What is being asked: Find all the lines with "than" and gather them.

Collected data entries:
=======
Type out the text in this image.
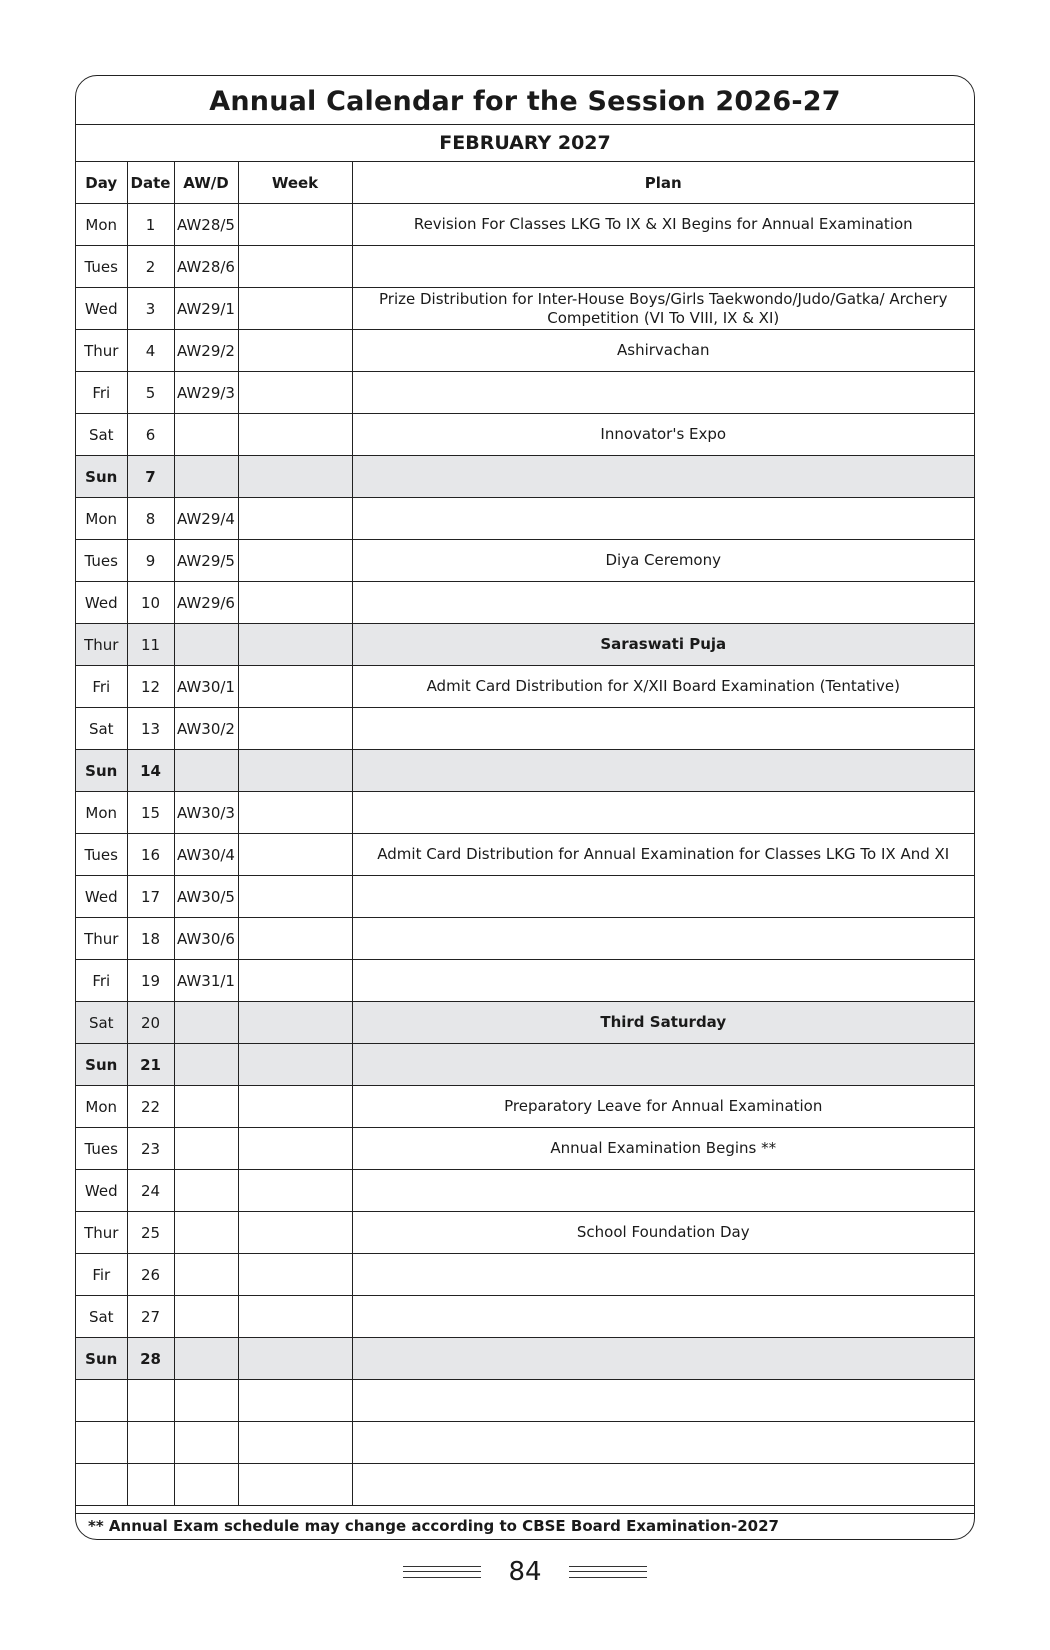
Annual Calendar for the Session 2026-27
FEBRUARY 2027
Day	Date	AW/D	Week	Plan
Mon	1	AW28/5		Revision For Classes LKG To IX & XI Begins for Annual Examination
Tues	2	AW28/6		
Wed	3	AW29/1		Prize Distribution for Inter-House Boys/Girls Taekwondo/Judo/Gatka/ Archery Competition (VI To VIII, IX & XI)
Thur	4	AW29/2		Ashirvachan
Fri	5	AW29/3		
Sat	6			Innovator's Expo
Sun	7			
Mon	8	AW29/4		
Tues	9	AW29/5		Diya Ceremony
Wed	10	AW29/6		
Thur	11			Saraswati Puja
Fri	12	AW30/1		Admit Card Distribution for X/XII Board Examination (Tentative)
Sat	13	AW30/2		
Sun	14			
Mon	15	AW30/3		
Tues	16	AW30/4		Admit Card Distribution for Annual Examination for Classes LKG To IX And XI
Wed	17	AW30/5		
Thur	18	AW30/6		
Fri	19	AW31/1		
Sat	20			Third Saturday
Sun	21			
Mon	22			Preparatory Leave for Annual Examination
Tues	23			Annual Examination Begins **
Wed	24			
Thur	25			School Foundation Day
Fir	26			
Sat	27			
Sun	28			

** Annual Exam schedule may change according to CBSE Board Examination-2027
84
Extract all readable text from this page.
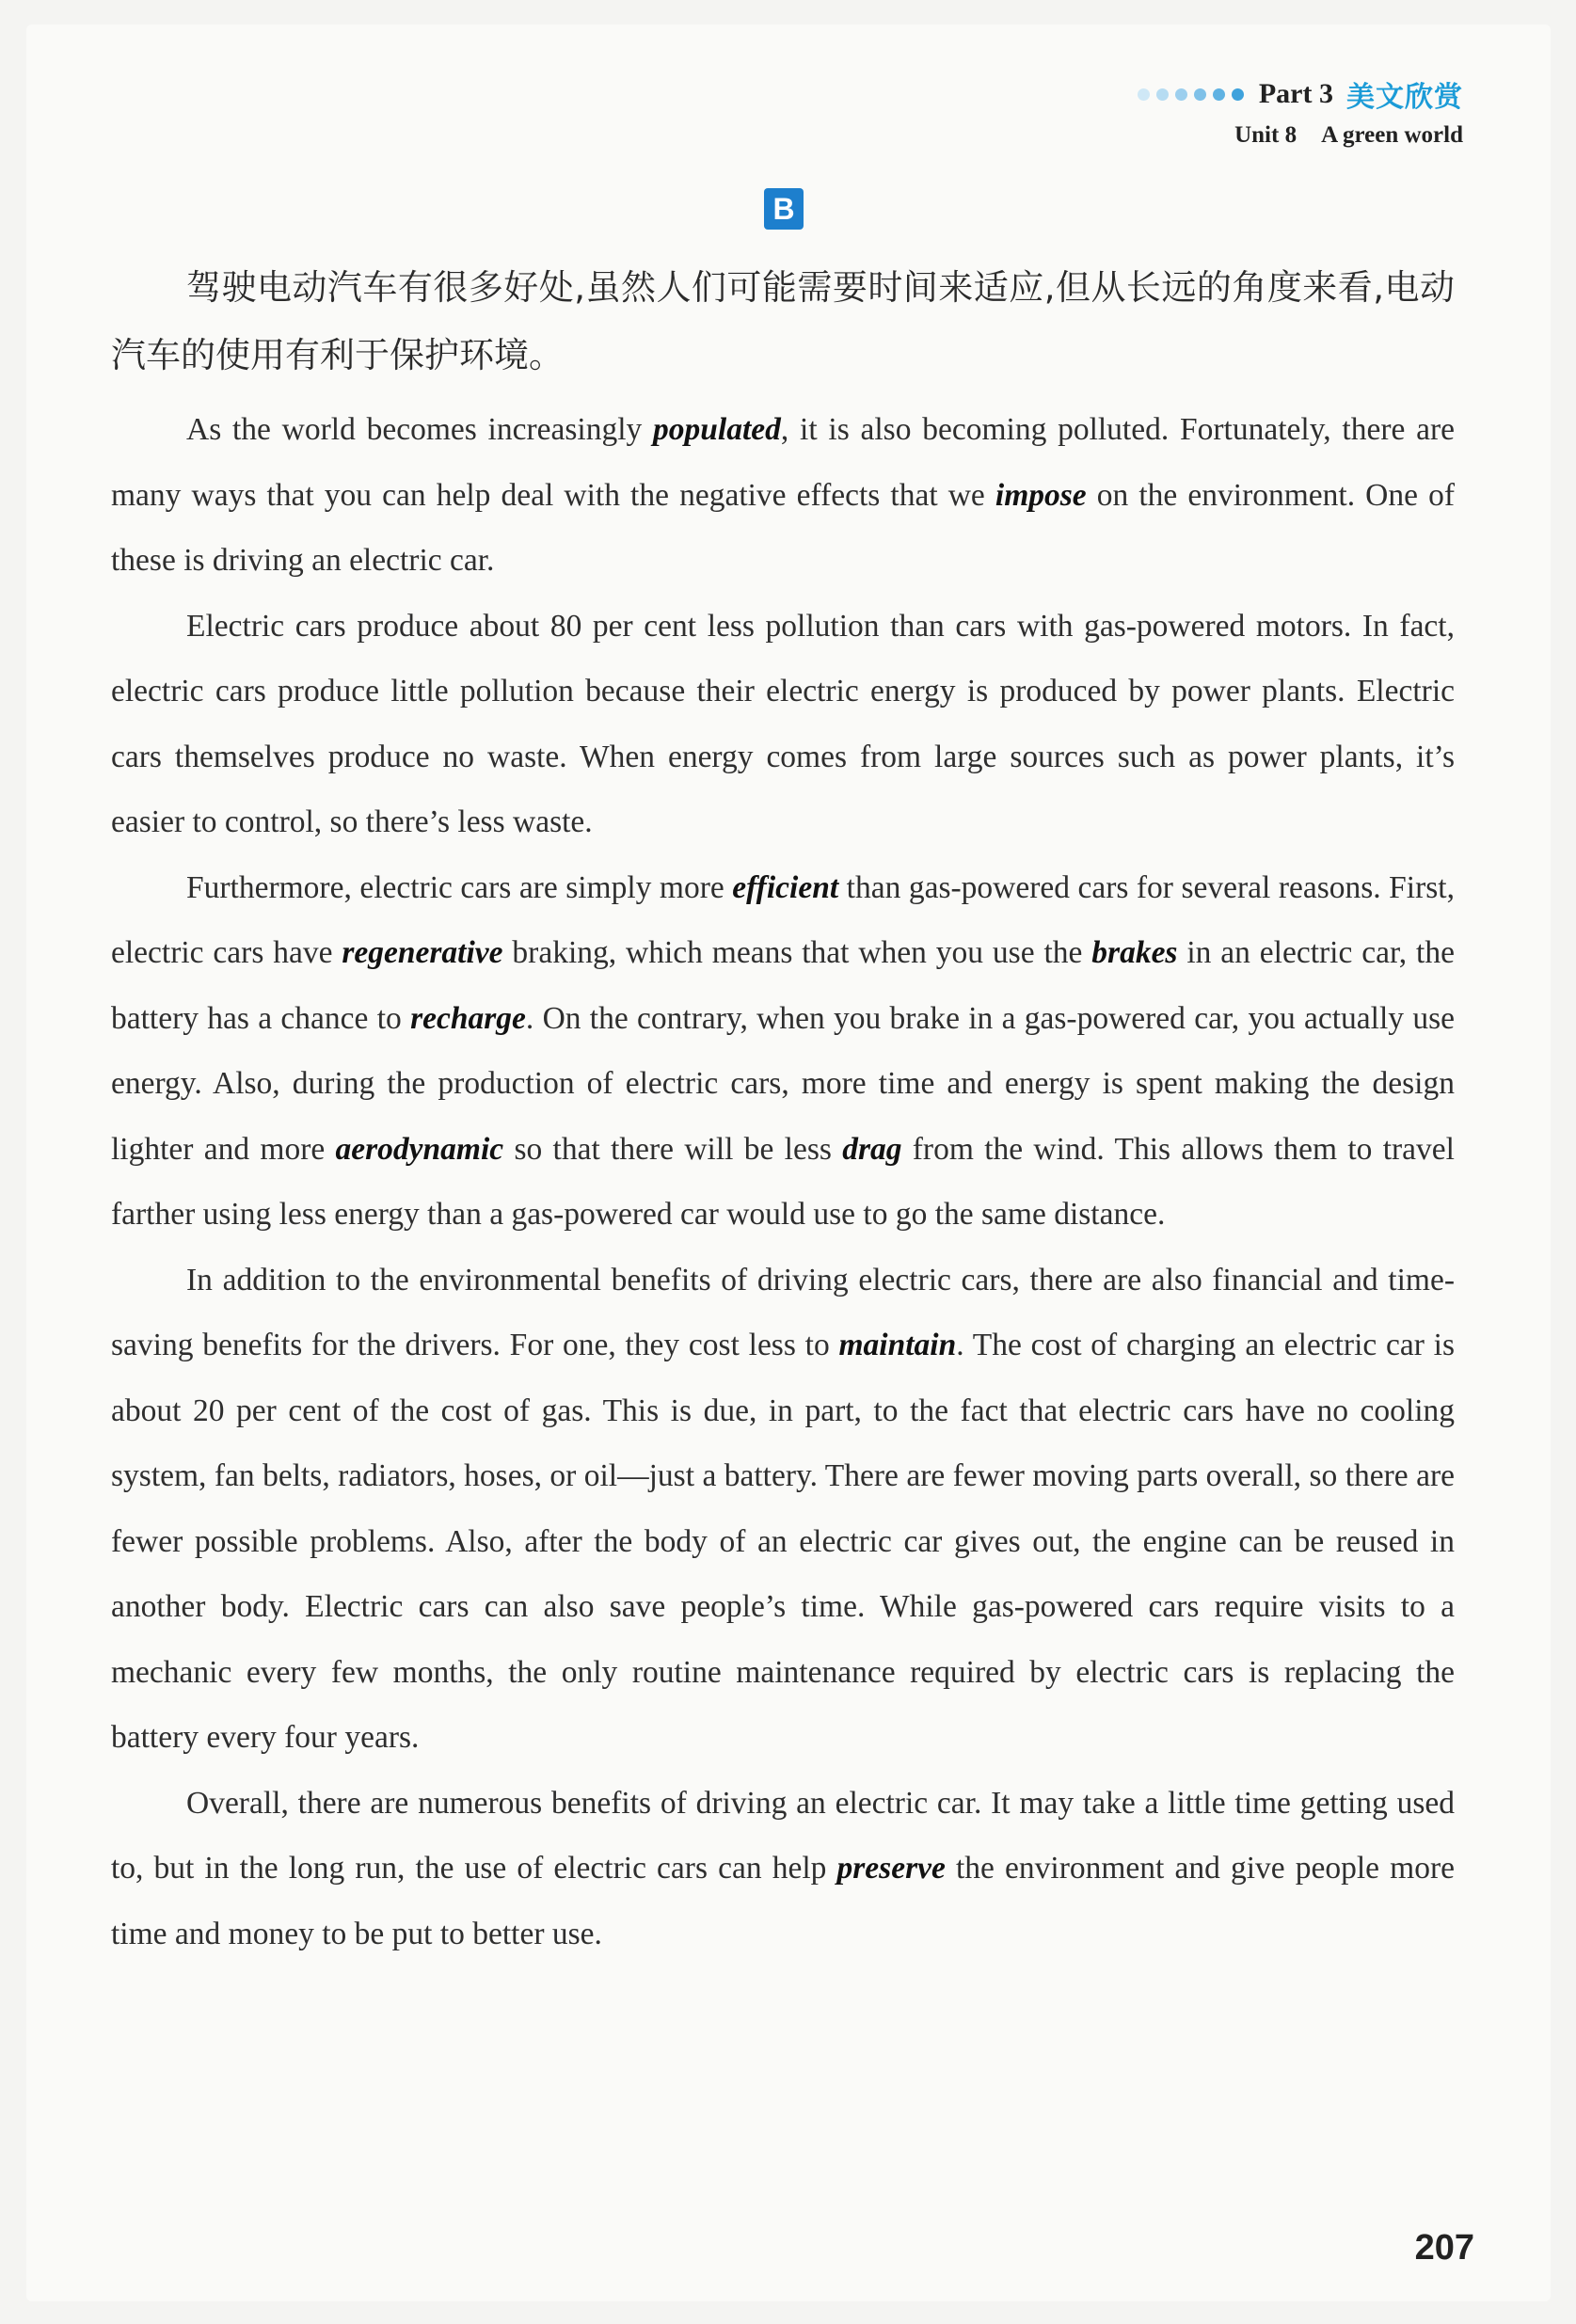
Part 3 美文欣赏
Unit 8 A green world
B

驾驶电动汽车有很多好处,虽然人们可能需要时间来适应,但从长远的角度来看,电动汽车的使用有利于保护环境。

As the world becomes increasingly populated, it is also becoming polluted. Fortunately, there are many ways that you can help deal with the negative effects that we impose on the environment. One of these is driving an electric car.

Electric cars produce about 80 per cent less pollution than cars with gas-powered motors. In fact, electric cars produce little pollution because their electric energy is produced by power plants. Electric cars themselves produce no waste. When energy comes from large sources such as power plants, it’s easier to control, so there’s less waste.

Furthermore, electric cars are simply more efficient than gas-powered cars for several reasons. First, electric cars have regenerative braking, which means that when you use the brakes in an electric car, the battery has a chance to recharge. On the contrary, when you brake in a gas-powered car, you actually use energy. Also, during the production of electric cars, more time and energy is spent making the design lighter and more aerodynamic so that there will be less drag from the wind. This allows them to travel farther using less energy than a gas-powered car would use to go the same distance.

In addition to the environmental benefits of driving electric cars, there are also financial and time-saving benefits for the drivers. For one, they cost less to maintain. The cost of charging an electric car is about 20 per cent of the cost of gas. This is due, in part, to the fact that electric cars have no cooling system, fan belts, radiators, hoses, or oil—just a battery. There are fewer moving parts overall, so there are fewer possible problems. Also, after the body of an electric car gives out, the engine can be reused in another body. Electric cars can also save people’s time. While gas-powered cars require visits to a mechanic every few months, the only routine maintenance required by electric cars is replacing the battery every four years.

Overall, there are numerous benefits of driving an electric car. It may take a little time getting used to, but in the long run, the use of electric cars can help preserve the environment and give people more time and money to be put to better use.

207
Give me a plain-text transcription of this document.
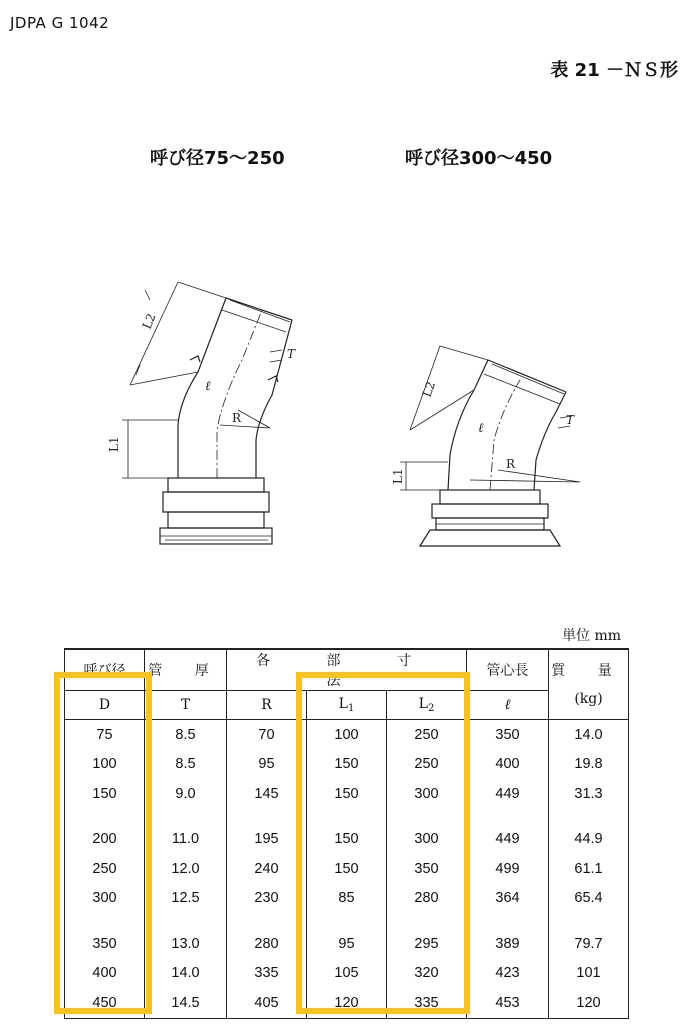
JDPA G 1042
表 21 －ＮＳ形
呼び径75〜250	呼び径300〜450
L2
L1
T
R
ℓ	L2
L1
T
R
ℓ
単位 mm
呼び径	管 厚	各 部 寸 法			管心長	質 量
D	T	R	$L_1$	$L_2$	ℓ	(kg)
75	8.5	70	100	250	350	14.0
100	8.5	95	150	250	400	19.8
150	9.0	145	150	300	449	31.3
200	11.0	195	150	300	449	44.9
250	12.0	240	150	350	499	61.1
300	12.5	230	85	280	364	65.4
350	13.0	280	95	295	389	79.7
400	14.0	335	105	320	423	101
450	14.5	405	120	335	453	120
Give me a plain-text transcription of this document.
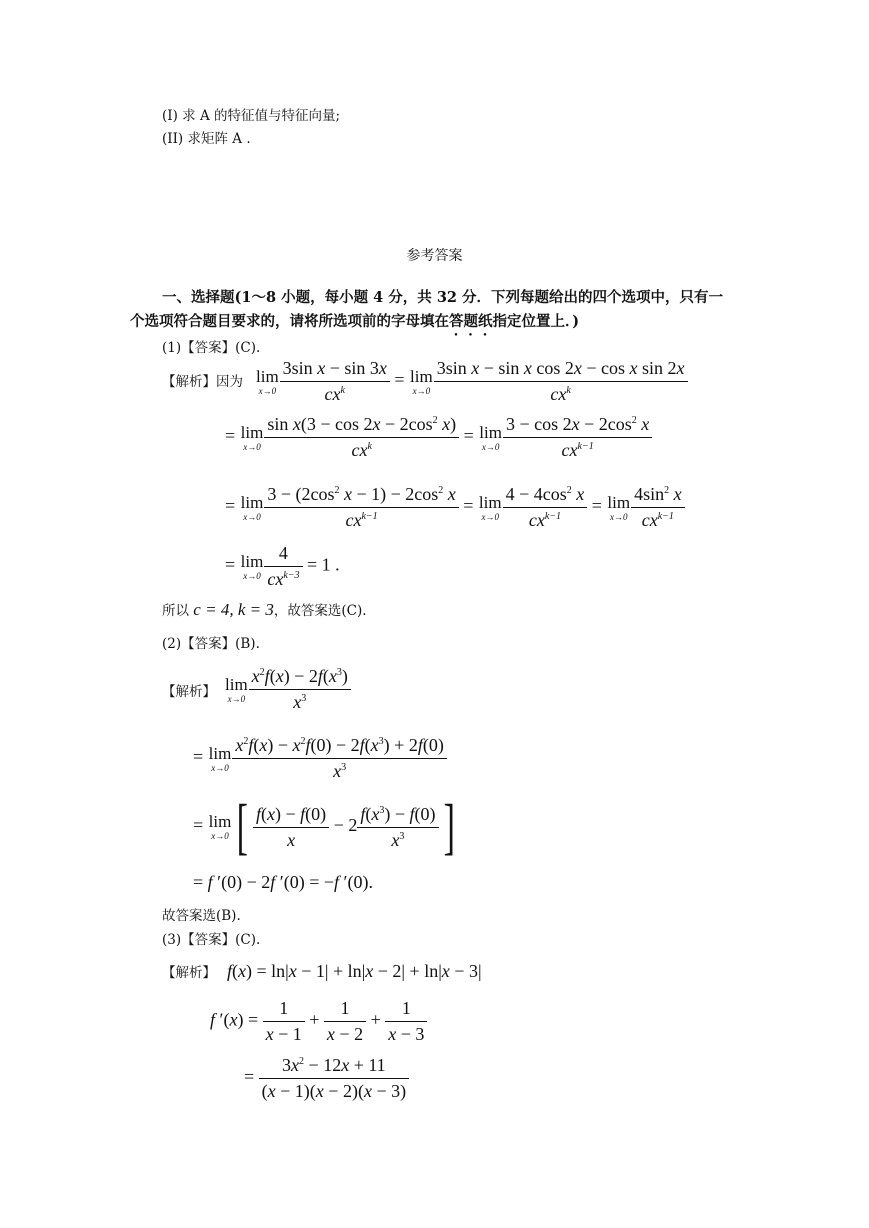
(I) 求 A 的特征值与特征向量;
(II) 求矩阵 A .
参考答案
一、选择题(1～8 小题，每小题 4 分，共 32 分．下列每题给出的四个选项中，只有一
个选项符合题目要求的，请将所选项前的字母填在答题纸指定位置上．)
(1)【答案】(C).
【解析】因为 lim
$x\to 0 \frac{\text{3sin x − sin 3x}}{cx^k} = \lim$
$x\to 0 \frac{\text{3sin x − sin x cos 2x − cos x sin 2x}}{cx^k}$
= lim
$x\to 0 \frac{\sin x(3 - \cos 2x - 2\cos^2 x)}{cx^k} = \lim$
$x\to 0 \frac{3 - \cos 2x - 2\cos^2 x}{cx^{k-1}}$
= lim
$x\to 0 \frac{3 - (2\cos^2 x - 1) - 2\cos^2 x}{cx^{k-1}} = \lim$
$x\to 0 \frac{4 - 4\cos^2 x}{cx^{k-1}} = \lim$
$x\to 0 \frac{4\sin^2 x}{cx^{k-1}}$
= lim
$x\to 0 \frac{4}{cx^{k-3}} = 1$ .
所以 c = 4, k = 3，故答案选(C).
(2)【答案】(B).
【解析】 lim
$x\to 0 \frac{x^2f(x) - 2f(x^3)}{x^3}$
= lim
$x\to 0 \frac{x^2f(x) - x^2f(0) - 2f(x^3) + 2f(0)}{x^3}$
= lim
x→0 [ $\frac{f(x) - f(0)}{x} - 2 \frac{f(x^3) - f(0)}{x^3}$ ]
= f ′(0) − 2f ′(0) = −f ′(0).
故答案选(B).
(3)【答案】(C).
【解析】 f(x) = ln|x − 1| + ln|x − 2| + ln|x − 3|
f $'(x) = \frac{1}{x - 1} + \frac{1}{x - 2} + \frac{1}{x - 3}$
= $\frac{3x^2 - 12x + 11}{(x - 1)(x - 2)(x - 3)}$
=======
Expected output:
Electric cars produce about 80 per cent less pollution than cars with gas-powered motors. In fact, electric cars produce little pollution because their electric energy is produced by power plants. Electric cars themselves produce no waste. When energy comes from large sources such as power plants, it’s easier to control, so there’s less waste.
Furthermore, electric cars are simply more efficient than gas-powered cars for several reasons. First, electric cars have regenerative braking, which means that when you use the brakes in an electric car, the battery has a chance to recharge. On the contrary, when you brake in a gas-powered car, you actually use energy. Also, during the production of electric cars, more time and energy is spent making the design lighter and more aerodynamic so that there will be less drag from the wind. This allows them to travel farther using less energy than a gas-powered car would use to go the same distance.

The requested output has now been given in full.